● **SET PROBLEM**: Copy every line of the listing exactly.

● **TASK MATERIAL**:
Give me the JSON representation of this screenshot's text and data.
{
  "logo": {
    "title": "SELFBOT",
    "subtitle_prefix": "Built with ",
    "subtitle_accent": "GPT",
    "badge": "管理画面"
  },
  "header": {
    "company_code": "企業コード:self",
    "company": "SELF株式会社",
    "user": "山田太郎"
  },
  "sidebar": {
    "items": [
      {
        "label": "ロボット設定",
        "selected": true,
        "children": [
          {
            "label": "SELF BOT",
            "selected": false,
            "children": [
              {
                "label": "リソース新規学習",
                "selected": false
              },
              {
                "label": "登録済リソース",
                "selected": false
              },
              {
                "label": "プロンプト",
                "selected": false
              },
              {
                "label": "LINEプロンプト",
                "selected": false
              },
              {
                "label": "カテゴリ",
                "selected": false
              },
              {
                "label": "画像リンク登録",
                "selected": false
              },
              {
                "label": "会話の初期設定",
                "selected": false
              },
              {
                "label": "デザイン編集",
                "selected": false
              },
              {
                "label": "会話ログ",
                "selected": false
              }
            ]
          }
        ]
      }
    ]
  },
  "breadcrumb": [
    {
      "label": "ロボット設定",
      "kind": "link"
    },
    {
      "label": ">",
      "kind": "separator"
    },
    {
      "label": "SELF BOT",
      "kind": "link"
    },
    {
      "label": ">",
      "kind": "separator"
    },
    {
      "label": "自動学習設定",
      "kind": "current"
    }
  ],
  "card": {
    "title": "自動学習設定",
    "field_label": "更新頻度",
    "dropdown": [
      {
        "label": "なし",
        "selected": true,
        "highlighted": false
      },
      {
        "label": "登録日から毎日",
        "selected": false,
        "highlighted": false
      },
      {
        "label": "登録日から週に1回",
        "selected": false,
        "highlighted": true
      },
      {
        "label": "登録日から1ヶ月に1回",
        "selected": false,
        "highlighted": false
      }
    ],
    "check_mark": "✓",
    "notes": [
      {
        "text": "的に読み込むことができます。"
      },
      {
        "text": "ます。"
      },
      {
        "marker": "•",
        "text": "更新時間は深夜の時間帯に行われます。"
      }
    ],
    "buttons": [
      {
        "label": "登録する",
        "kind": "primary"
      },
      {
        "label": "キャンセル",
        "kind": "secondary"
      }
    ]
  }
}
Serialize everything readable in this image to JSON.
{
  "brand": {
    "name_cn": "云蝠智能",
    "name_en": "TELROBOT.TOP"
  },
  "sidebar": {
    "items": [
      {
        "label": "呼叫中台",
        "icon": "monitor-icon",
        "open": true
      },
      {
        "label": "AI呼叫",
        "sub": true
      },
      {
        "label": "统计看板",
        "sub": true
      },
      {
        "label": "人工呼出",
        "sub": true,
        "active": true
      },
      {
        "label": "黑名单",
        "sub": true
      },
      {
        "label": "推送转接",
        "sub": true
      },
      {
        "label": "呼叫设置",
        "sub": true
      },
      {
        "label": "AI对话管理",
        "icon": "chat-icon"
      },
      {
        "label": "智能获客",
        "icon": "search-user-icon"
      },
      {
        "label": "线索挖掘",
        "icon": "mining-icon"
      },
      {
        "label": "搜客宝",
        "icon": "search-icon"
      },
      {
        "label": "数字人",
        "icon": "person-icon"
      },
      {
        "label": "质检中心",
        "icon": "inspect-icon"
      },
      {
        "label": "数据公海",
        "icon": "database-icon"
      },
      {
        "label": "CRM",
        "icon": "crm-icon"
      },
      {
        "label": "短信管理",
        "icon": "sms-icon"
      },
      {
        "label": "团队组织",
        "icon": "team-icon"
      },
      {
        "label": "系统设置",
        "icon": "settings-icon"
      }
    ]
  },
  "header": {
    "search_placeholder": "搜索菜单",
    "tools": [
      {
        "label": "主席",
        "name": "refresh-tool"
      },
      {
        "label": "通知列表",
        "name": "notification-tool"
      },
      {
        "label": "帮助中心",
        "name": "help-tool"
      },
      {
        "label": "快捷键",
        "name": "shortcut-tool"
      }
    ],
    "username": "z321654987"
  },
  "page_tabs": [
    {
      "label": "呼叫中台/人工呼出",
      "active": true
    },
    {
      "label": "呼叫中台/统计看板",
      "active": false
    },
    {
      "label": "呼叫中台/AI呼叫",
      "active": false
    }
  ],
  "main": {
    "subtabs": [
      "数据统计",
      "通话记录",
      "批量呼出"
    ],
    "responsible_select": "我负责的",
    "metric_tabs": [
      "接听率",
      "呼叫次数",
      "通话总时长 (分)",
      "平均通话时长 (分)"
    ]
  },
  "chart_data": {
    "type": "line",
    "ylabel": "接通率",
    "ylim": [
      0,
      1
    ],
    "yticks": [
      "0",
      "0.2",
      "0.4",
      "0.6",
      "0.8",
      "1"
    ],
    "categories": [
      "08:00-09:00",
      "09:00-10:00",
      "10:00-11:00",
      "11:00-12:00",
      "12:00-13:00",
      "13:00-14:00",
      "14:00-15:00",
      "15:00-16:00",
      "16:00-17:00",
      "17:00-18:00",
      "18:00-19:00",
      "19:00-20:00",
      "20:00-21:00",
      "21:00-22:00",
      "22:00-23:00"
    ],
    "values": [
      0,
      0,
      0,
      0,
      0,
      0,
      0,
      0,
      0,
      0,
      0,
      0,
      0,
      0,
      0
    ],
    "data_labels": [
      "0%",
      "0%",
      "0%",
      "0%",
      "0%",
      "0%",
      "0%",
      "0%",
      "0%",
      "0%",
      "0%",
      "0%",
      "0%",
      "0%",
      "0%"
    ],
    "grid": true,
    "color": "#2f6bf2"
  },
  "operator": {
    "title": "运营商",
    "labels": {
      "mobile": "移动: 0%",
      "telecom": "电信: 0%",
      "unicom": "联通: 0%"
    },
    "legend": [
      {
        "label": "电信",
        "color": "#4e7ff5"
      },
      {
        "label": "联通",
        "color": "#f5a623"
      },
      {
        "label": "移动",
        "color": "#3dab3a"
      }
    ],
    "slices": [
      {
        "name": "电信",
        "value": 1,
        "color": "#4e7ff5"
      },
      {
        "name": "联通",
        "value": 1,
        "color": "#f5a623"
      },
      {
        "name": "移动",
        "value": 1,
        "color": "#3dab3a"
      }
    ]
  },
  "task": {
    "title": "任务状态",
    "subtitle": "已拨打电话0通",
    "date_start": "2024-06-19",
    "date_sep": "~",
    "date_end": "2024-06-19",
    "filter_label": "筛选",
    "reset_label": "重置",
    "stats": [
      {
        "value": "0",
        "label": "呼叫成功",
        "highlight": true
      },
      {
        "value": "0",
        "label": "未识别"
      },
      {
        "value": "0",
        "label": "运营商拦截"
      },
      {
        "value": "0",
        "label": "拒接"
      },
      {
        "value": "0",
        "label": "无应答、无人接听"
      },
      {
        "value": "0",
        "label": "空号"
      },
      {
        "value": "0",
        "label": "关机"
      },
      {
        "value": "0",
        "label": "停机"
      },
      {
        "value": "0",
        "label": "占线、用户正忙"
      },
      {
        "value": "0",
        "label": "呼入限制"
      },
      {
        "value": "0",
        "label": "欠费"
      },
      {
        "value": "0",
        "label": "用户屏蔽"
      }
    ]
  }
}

● **TASK ANSWER**:
Give me the JSON representation of this screenshot's text and data.
{
  "logo": {
    "title": "SELFBOT",
    "subtitle_prefix": "Built with ",
    "subtitle_accent": "GPT",
    "badge": "管理画面"
  },
  "header": {
    "company_code": "企業コード:self",
    "company": "SELF株式会社",
    "user": "山田太郎"
  },
  "sidebar": {
    "items": [
      {
        "label": "ロボット設定",
        "selected": true,
        "children": [
          {
            "label": "SELF BOT",
            "selected": false,
            "children": [
              {
                "label": "リソース新規学習",
                "selected": false
              },
              {
                "label": "登録済リソース",
                "selected": false
              },
              {
                "label": "プロンプト",
                "selected": false
              },
              {
                "label": "LINEプロンプト",
                "selected": false
              },
              {
                "label": "カテゴリ",
                "selected": false
              },
              {
                "label": "画像リンク登録",
                "selected": false
              },
              {
                "label": "会話の初期設定",
                "selected": false
              },
              {
                "label": "デザイン編集",
                "selected": false
              },
              {
                "label": "会話ログ",
                "selected": false
              }
            ]
          }
        ]
      }
    ]
  },
  "breadcrumb": [
    {
      "label": "ロボット設定",
      "kind": "link"
    },
    {
      "label": ">",
      "kind": "separator"
    },
    {
      "label": "SELF BOT",
      "kind": "link"
    },
    {
      "label": ">",
      "kind": "separator"
    },
    {
      "label": "自動学習設定",
      "kind": "current"
    }
  ],
  "card": {
    "title": "自動学習設定",
    "field_label": "更新頻度",
    "dropdown": [
      {
        "label": "なし",
        "selected": true,
        "highlighted": false
      },
      {
        "label": "登録日から毎日",
        "selected": false,
        "highlighted": false
      },
      {
        "label": "登録日から週に1回",
        "selected": false,
        "highlighted": true
      },
      {
        "label": "登録日から1ヶ月に1回",
        "selected": false,
        "highlighted": false
      }
    ],
    "check_mark": "✓",
    "notes": [
      {
        "text": "的に読み込むことができます。"
      },
      {
        "text": "ます。"
      },
      {
        "marker": "•",
        "text": "更新時間は深夜の時間帯に行われます。"
      }
    ],
    "buttons": [
      {
        "label": "登録する",
        "kind": "primary"
      },
      {
        "label": "キャンセル",
        "kind": "secondary"
      }
    ]
  }
}
Serialize everything readable in this image to JSON.
{
  "brand": {
    "name_cn": "云蝠智能",
    "name_en": "TELROBOT.TOP"
  },
  "sidebar": {
    "items": [
      {
        "label": "呼叫中台",
        "icon": "monitor-icon",
        "open": true
      },
      {
        "label": "AI呼叫",
        "sub": true
      },
      {
        "label": "统计看板",
        "sub": true
      },
      {
        "label": "人工呼出",
        "sub": true,
        "active": true
      },
      {
        "label": "黑名单",
        "sub": true
      },
      {
        "label": "推送转接",
        "sub": true
      },
      {
        "label": "呼叫设置",
        "sub": true
      },
      {
        "label": "AI对话管理",
        "icon": "chat-icon"
      },
      {
        "label": "智能获客",
        "icon": "search-user-icon"
      },
      {
        "label": "线索挖掘",
        "icon": "mining-icon"
      },
      {
        "label": "搜客宝",
        "icon": "search-icon"
      },
      {
        "label": "数字人",
        "icon": "person-icon"
      },
      {
        "label": "质检中心",
        "icon": "inspect-icon"
      },
      {
        "label": "数据公海",
        "icon": "database-icon"
      },
      {
        "label": "CRM",
        "icon": "crm-icon"
      },
      {
        "label": "短信管理",
        "icon": "sms-icon"
      },
      {
        "label": "团队组织",
        "icon": "team-icon"
      },
      {
        "label": "系统设置",
        "icon": "settings-icon"
      }
    ]
  },
  "header": {
    "search_placeholder": "搜索菜单",
    "tools": [
      {
        "label": "主席",
        "name": "refresh-tool"
      },
      {
        "label": "通知列表",
        "name": "notification-tool"
      },
      {
        "label": "帮助中心",
        "name": "help-tool"
      },
      {
        "label": "快捷键",
        "name": "shortcut-tool"
      }
    ],
    "username": "z321654987"
  },
  "page_tabs": [
    {
      "label": "呼叫中台/人工呼出",
      "active": true
    },
    {
      "label": "呼叫中台/统计看板",
      "active": false
    },
    {
      "label": "呼叫中台/AI呼叫",
      "active": false
    }
  ],
  "main": {
    "subtabs": [
      "数据统计",
      "通话记录",
      "批量呼出"
    ],
    "responsible_select": "我负责的",
    "metric_tabs": [
      "接听率",
      "呼叫次数",
      "通话总时长 (分)",
      "平均通话时长 (分)"
    ]
  },
  "chart_data": {
    "type": "line",
    "ylabel": "接通率",
    "ylim": [
      0,
      1
    ],
    "yticks": [
      "0",
      "0.2",
      "0.4",
      "0.6",
      "0.8",
      "1"
    ],
    "categories": [
      "08:00-09:00",
      "09:00-10:00",
      "10:00-11:00",
      "11:00-12:00",
      "12:00-13:00",
      "13:00-14:00",
      "14:00-15:00",
      "15:00-16:00",
      "16:00-17:00",
      "17:00-18:00",
      "18:00-19:00",
      "19:00-20:00",
      "20:00-21:00",
      "21:00-22:00",
      "22:00-23:00"
    ],
    "values": [
      0,
      0,
      0,
      0,
      0,
      0,
      0,
      0,
      0,
      0,
      0,
      0,
      0,
      0,
      0
    ],
    "data_labels": [
      "0%",
      "0%",
      "0%",
      "0%",
      "0%",
      "0%",
      "0%",
      "0%",
      "0%",
      "0%",
      "0%",
      "0%",
      "0%",
      "0%",
      "0%"
    ],
    "grid": true,
    "color": "#2f6bf2"
  },
  "operator": {
    "title": "运营商",
    "labels": {
      "mobile": "移动: 0%",
      "telecom": "电信: 0%",
      "unicom": "联通: 0%"
    },
    "legend": [
      {
        "label": "电信",
        "color": "#4e7ff5"
      },
      {
        "label": "联通",
        "color": "#f5a623"
      },
      {
        "label": "移动",
        "color": "#3dab3a"
      }
    ],
    "slices": [
      {
        "name": "电信",
        "value": 1,
        "color": "#4e7ff5"
      },
      {
        "name": "联通",
        "value": 1,
        "color": "#f5a623"
      },
      {
        "name": "移动",
        "value": 1,
        "color": "#3dab3a"
      }
    ]
  },
  "task": {
    "title": "任务状态",
    "subtitle": "已拨打电话0通",
    "date_start": "2024-06-19",
    "date_sep": "~",
    "date_end": "2024-06-19",
    "filter_label": "筛选",
    "reset_label": "重置",
    "stats": [
      {
        "value": "0",
        "label": "呼叫成功",
        "highlight": true
      },
      {
        "value": "0",
        "label": "未识别"
      },
      {
        "value": "0",
        "label": "运营商拦截"
      },
      {
        "value": "0",
        "label": "拒接"
      },
      {
        "value": "0",
        "label": "无应答、无人接听"
      },
      {
        "value": "0",
        "label": "空号"
      },
      {
        "value": "0",
        "label": "关机"
      },
      {
        "value": "0",
        "label": "停机"
      },
      {
        "value": "0",
        "label": "占线、用户正忙"
      },
      {
        "value": "0",
        "label": "呼入限制"
      },
      {
        "value": "0",
        "label": "欠费"
      },
      {
        "value": "0",
        "label": "用户屏蔽"
      }
    ]
  }
}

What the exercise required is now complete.